▶ [AIM OF THE EXERCISE]: Output the data word for word, dropping every image.

-- BEGIN LISTING --

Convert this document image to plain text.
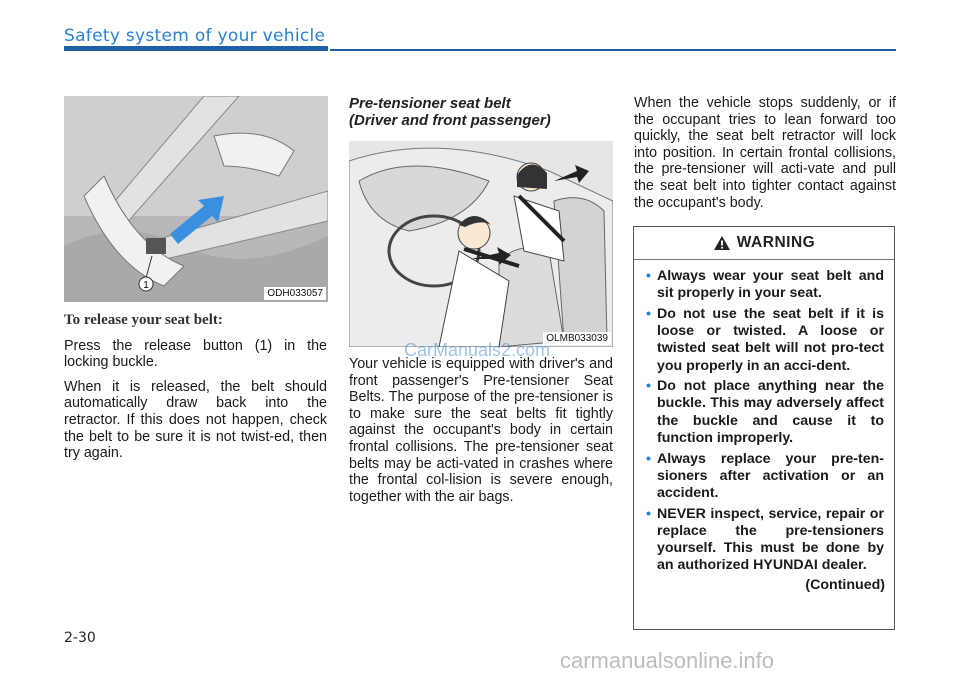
Safety system of your vehicle
1
ODH033057
To release your seat belt:

Press the release button (1) in the locking buckle.

When it is released, the belt should automatically draw back into the retractor. If this does not happen, check the belt to be sure it is not twist-ed, then try again.

Pre-tensioner seat belt
(Driver and front passenger)
OLMB033039

Your vehicle is equipped with driver's and front passenger's Pre-tensioner Seat Belts. The purpose of the pre-tensioner is to make sure the seat belts fit tightly against the occupant's body in certain frontal collisions. The pre-tensioner seat belts may be acti-vated in crashes where the frontal col-lision is severe enough, together with the air bags.

When the vehicle stops suddenly, or if the occupant tries to lean forward too quickly, the seat belt retractor will lock into position. In certain frontal collisions, the pre-tensioner will acti-vate and pull the seat belt into tighter contact against the occupant's body.

WARNING
• Always wear your seat belt and sit properly in your seat.
• Do not use the seat belt if it is loose or twisted. A loose or twisted seat belt will not pro-tect you properly in an acci-dent.
• Do not place anything near the buckle. This may adversely affect the buckle and cause it to function improperly.
• Always replace your pre-ten-sioners after activation or an accident.
• NEVER inspect, service, repair or replace the pre-tensioners yourself. This must be done by an authorized HYUNDAI dealer.
(Continued)
2-30
CarManuals2.com
carmanualsonline.info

-- END LISTING --

▶ [RESPONSE TO THIS EXERCISE]:
Convert this document image to plain text.
Safety system of your vehicle
1
ODH033057
To release your seat belt:

Press the release button (1) in the locking buckle.

When it is released, the belt should automatically draw back into the retractor. If this does not happen, check the belt to be sure it is not twist-ed, then try again.

Pre-tensioner seat belt
(Driver and front passenger)
OLMB033039

Your vehicle is equipped with driver's and front passenger's Pre-tensioner Seat Belts. The purpose of the pre-tensioner is to make sure the seat belts fit tightly against the occupant's body in certain frontal collisions. The pre-tensioner seat belts may be acti-vated in crashes where the frontal col-lision is severe enough, together with the air bags.

When the vehicle stops suddenly, or if the occupant tries to lean forward too quickly, the seat belt retractor will lock into position. In certain frontal collisions, the pre-tensioner will acti-vate and pull the seat belt into tighter contact against the occupant's body.

WARNING
• Always wear your seat belt and sit properly in your seat.
• Do not use the seat belt if it is loose or twisted. A loose or twisted seat belt will not pro-tect you properly in an acci-dent.
• Do not place anything near the buckle. This may adversely affect the buckle and cause it to function improperly.
• Always replace your pre-ten-sioners after activation or an accident.
• NEVER inspect, service, repair or replace the pre-tensioners yourself. This must be done by an authorized HYUNDAI dealer.
(Continued)
2-30
CarManuals2.com
carmanualsonline.info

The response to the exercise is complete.